EXERCISE GOAL ▸ Work through the records below and tally every line containing "true". Reply with the total alone.

RECORDS ▸
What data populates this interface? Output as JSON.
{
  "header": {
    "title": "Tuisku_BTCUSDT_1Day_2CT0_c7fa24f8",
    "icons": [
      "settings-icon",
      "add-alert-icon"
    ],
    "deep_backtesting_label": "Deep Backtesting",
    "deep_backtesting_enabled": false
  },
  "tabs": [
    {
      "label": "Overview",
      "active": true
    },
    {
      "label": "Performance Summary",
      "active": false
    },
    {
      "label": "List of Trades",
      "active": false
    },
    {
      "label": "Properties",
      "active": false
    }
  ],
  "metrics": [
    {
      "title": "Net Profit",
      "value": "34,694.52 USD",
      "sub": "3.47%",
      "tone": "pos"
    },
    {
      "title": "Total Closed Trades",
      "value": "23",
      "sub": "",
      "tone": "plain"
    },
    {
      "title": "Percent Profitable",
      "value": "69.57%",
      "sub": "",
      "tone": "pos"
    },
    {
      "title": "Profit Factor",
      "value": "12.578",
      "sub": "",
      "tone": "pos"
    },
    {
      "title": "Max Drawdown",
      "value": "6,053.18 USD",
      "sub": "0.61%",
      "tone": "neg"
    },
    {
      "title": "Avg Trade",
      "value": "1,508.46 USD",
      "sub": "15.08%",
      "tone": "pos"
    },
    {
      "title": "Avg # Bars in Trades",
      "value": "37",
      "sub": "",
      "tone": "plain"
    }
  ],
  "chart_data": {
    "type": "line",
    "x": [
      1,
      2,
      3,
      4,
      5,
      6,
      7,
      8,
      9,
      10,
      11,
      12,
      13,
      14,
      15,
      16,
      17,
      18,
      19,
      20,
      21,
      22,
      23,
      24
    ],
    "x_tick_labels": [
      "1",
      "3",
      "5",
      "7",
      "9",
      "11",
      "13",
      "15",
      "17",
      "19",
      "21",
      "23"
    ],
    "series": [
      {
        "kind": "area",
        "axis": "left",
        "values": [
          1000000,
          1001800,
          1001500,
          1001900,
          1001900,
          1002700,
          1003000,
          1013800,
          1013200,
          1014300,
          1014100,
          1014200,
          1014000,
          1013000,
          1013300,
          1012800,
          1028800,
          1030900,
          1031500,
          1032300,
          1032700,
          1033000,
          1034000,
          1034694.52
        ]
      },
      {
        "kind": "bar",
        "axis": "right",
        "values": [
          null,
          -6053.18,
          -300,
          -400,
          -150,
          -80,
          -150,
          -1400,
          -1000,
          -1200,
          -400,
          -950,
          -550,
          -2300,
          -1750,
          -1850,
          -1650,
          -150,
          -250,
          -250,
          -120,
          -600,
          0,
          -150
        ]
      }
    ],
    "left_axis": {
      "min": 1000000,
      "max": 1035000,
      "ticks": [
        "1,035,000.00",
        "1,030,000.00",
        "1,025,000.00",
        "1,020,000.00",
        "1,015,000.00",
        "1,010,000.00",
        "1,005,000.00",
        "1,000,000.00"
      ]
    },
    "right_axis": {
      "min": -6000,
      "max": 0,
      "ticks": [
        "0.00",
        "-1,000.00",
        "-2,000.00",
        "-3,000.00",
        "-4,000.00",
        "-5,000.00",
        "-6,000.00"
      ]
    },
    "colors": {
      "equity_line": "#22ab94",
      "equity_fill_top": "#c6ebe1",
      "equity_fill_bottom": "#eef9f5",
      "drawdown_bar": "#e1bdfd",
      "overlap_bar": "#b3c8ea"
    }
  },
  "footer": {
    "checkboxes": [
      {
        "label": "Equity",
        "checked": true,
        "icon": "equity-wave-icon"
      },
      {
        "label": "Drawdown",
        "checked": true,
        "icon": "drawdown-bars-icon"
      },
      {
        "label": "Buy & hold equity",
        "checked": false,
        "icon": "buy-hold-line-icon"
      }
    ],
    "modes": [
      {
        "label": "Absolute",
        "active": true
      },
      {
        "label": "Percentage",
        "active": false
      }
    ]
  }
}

OUTPUT BELOW ▸ 4